▶ **Records shown**:
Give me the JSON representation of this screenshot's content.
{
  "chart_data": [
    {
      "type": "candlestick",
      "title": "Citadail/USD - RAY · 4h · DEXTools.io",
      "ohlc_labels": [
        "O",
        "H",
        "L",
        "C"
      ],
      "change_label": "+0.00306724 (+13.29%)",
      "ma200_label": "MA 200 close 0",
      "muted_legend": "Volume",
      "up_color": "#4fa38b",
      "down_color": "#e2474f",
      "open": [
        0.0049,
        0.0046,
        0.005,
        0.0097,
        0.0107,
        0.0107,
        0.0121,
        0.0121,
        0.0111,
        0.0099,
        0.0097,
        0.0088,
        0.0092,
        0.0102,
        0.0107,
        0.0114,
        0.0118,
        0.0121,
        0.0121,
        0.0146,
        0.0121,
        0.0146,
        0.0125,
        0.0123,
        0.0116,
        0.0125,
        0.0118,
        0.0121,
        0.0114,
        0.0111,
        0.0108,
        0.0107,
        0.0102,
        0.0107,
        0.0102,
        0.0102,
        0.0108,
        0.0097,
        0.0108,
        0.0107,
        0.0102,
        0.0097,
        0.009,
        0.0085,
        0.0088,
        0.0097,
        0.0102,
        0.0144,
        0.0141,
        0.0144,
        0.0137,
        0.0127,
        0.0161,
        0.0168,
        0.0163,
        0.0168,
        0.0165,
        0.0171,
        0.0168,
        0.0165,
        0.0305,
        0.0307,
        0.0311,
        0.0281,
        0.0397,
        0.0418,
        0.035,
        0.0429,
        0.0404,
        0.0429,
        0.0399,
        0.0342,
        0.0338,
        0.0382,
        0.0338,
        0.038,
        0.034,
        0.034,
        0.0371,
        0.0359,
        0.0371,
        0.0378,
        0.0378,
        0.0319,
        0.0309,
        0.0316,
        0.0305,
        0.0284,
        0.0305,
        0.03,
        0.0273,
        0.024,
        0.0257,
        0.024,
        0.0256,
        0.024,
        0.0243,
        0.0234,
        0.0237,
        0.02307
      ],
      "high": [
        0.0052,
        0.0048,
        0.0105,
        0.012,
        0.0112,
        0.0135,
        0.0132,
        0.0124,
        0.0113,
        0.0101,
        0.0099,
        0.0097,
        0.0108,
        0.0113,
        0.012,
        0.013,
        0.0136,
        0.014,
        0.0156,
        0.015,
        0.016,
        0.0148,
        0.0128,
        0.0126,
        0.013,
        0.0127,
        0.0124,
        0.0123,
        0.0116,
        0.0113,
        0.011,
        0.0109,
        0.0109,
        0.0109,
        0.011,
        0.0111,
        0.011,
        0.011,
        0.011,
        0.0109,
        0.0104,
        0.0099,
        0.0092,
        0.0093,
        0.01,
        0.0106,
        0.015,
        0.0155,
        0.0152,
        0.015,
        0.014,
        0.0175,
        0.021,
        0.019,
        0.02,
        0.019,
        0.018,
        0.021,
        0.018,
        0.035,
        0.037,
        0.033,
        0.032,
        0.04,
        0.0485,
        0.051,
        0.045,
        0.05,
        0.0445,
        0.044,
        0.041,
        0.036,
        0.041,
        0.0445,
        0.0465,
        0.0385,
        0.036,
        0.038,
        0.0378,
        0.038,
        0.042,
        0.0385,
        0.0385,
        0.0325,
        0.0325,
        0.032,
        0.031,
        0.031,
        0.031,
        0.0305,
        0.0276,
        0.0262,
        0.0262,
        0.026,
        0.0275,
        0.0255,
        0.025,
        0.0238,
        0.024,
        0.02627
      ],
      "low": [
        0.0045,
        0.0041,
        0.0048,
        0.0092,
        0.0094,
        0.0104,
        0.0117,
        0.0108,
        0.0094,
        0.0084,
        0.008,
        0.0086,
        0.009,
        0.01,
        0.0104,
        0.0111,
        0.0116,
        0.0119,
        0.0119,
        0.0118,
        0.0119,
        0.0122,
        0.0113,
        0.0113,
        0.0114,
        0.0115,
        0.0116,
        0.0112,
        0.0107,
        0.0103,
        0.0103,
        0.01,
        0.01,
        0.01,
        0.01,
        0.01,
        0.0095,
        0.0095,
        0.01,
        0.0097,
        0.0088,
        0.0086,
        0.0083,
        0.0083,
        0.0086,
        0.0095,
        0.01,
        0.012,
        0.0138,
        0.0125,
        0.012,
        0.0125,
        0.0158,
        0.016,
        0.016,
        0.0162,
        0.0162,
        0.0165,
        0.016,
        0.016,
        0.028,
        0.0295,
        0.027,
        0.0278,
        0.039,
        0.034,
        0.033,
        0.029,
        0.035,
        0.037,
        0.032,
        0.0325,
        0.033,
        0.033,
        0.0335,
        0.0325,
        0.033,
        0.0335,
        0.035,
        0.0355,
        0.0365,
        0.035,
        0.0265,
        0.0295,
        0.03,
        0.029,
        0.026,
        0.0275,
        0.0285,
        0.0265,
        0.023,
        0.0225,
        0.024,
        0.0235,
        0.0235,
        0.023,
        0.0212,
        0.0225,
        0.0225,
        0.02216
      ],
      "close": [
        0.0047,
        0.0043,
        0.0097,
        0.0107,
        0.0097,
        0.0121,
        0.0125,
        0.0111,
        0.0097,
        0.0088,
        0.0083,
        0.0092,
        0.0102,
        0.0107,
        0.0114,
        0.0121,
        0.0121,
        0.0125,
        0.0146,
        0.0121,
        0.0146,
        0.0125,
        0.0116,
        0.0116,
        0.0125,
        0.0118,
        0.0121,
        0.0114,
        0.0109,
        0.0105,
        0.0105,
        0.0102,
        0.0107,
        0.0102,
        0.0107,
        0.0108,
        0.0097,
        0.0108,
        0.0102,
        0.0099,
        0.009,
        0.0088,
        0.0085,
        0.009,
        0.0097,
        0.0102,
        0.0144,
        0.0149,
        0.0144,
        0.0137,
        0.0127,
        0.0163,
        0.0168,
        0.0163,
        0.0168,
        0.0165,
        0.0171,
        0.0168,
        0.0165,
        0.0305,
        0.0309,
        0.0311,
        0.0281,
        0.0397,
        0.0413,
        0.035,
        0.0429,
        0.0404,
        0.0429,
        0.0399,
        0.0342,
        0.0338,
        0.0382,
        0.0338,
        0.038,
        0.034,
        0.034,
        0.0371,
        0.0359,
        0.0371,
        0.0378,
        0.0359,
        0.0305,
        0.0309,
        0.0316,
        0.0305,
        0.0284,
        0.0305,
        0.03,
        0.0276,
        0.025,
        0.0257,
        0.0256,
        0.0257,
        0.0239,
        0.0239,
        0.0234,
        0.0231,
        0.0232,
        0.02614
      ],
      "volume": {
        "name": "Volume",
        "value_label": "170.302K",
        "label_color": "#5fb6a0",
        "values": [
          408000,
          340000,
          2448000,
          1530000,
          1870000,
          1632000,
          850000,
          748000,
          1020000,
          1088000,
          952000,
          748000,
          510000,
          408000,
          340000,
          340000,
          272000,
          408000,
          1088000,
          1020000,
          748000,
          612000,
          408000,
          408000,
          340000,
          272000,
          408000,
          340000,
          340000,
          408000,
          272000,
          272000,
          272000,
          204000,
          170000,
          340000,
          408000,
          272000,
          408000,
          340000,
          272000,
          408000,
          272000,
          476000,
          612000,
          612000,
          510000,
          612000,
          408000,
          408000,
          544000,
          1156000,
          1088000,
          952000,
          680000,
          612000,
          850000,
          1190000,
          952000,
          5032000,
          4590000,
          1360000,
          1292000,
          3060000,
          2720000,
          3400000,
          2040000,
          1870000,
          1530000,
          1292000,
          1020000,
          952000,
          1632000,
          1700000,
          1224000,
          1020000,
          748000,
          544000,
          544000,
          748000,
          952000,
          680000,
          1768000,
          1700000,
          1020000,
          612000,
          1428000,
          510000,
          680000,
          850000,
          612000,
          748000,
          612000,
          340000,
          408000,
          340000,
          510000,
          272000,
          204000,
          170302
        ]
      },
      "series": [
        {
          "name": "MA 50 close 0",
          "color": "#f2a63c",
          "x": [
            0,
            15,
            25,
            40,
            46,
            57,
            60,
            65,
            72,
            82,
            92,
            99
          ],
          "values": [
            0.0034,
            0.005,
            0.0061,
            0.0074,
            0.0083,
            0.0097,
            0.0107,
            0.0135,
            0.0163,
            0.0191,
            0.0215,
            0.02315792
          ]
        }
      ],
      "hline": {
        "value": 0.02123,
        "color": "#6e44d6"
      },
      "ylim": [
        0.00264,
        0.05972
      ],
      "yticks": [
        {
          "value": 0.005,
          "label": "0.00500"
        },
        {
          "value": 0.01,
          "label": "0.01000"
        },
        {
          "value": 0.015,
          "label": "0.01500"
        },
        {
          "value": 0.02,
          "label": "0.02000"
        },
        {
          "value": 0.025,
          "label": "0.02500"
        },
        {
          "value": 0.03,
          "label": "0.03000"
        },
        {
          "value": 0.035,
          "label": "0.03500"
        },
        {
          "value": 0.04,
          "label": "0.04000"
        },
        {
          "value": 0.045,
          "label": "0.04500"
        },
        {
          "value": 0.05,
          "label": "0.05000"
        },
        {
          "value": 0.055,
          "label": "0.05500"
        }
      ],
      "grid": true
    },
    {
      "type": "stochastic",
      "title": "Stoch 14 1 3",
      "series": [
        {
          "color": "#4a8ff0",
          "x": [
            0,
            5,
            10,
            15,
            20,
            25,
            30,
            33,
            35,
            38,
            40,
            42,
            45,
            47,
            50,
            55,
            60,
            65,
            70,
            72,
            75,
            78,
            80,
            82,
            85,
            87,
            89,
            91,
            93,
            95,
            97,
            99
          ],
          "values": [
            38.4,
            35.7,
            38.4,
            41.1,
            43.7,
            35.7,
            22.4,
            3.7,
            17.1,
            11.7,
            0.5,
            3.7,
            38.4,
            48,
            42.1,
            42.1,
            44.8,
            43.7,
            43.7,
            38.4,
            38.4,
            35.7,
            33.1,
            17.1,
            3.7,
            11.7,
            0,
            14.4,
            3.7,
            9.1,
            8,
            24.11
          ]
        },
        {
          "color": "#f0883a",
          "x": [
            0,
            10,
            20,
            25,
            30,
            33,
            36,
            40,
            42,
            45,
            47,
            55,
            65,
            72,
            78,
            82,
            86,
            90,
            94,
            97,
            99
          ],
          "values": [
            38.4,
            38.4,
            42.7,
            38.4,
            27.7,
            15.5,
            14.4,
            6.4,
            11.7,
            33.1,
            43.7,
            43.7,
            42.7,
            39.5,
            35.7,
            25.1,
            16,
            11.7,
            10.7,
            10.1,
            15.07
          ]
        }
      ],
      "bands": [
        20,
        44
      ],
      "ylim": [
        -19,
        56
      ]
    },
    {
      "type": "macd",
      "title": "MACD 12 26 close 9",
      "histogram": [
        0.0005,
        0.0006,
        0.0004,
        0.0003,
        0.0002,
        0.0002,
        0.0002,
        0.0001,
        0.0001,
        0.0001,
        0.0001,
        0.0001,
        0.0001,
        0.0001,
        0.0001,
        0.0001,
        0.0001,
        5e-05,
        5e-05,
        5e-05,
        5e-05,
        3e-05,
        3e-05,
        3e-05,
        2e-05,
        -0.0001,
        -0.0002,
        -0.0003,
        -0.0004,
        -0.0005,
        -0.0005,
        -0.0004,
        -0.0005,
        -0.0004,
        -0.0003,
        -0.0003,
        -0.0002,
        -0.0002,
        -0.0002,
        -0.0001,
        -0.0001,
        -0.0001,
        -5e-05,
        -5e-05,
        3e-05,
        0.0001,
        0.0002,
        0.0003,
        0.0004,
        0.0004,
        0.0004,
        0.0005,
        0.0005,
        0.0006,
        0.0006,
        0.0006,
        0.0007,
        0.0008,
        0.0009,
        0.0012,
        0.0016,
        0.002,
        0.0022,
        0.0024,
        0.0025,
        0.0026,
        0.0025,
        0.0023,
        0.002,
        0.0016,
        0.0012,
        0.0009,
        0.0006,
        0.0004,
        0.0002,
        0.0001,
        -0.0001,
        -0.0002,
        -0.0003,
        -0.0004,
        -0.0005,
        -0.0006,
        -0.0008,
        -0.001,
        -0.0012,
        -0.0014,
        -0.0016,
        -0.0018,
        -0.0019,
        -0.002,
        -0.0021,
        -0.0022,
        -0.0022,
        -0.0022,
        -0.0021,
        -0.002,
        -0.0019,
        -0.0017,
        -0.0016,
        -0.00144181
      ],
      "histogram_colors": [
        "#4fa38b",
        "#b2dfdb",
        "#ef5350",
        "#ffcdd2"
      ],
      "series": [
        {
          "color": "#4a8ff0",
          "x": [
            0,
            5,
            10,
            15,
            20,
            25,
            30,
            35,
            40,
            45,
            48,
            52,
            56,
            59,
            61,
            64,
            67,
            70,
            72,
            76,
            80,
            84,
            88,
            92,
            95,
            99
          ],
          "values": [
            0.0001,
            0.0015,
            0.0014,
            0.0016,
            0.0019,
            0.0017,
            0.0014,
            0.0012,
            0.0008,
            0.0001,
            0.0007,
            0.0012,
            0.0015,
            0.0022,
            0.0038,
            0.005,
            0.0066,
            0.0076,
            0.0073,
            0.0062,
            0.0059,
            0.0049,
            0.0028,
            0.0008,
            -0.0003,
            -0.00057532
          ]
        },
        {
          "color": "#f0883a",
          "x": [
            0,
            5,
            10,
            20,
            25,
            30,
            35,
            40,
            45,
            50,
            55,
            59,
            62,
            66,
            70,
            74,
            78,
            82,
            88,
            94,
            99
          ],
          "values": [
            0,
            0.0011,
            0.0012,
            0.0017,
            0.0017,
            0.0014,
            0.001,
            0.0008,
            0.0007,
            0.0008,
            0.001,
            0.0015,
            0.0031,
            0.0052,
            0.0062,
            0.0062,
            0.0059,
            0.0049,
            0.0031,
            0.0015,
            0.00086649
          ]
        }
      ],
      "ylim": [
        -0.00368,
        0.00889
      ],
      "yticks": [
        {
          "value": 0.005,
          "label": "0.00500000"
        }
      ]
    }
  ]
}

▶ **Problem**:
From the listing above, return each line with the word "type".

▶ **Expected output**:
      "type": "candlestick",
      "type": "stochastic",
      "type": "macd",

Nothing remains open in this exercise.